▸ AIM
Check each line below for the word "able", and copy those that have it.

_ _ _

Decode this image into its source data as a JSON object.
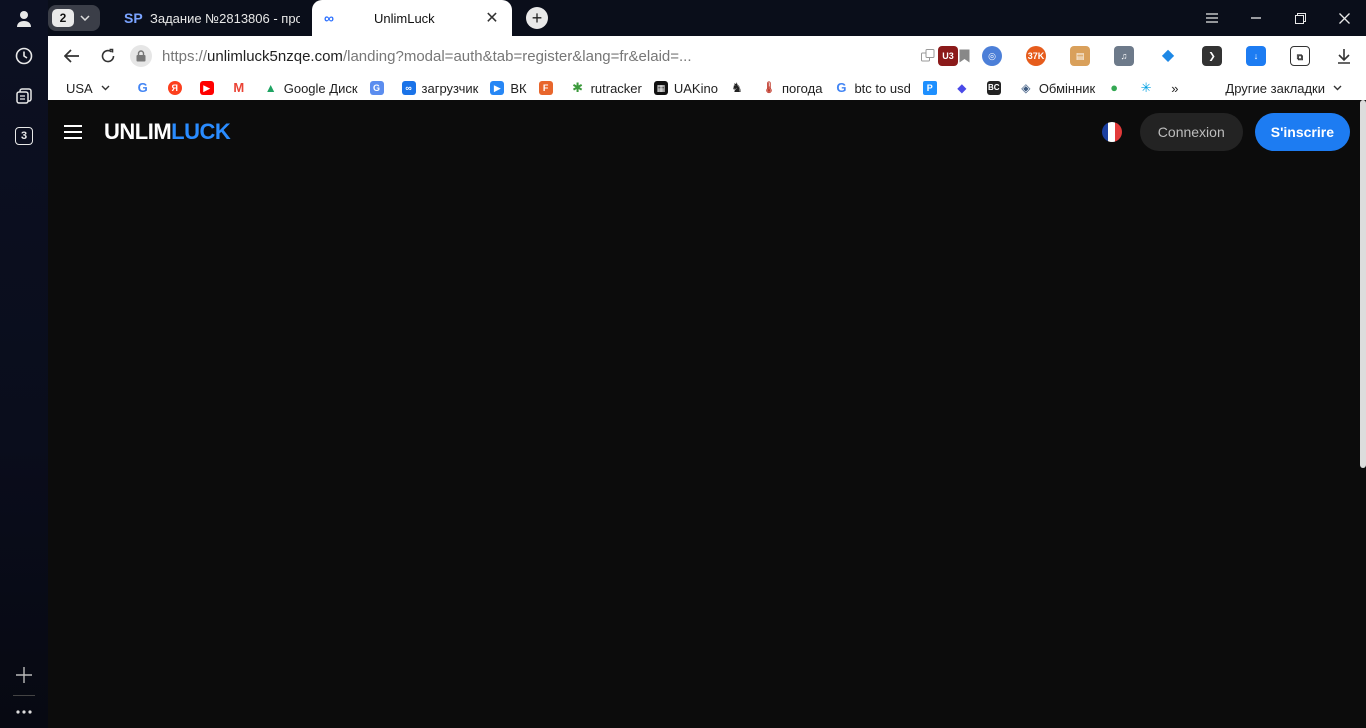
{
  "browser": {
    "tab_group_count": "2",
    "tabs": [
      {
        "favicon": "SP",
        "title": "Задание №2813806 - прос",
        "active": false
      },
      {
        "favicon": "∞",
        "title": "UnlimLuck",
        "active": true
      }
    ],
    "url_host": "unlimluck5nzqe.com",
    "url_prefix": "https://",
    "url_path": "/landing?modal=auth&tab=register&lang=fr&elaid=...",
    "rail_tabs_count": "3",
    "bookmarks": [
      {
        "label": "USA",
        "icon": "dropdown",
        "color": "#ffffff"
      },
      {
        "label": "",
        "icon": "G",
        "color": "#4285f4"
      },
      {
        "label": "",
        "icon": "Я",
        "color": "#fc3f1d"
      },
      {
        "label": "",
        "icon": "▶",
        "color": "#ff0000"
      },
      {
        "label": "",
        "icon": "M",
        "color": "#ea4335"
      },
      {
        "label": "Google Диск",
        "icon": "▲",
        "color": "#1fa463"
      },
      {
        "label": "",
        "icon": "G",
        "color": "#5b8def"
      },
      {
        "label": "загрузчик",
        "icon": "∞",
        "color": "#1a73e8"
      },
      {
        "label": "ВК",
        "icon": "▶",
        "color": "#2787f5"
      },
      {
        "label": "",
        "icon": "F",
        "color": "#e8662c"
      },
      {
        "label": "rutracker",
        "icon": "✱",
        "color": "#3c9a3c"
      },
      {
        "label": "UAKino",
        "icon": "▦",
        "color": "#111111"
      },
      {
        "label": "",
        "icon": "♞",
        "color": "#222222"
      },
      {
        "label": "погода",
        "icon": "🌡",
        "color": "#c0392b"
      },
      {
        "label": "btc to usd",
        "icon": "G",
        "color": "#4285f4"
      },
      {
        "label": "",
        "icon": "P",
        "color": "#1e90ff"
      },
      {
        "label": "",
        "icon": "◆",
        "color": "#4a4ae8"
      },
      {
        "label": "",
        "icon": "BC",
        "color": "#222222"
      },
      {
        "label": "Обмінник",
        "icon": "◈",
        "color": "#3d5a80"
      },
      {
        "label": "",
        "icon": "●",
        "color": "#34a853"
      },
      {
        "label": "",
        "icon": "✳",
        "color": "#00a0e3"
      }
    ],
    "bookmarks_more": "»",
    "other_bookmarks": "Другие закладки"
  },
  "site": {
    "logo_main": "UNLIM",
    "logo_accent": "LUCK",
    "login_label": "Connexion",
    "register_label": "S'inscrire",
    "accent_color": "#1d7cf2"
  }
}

_ _ _

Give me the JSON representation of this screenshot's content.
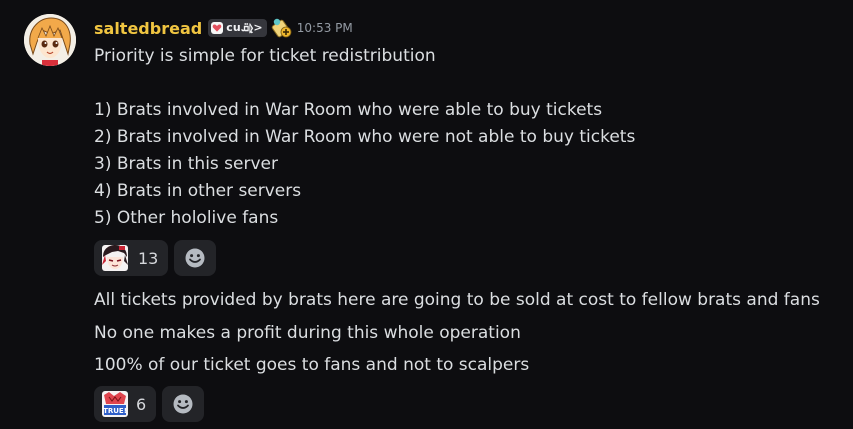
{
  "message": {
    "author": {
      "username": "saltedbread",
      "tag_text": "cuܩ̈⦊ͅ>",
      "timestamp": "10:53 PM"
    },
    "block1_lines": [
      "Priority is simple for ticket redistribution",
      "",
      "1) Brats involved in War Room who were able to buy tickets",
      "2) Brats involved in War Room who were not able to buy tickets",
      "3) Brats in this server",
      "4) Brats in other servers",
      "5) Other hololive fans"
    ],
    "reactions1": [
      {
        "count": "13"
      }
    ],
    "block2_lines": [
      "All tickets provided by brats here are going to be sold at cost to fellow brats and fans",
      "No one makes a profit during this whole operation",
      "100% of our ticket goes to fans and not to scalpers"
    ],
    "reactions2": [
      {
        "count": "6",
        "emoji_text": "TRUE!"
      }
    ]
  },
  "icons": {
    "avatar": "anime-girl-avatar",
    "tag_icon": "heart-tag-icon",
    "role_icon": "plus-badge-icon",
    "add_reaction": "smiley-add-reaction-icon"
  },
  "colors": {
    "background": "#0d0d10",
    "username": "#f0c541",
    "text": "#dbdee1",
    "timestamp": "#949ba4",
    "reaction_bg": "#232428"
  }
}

_ _ _

▸ FULL SOLUTION
      "1) Brats involved in War Room who were able to buy tickets",
      "2) Brats involved in War Room who were not able to buy tickets",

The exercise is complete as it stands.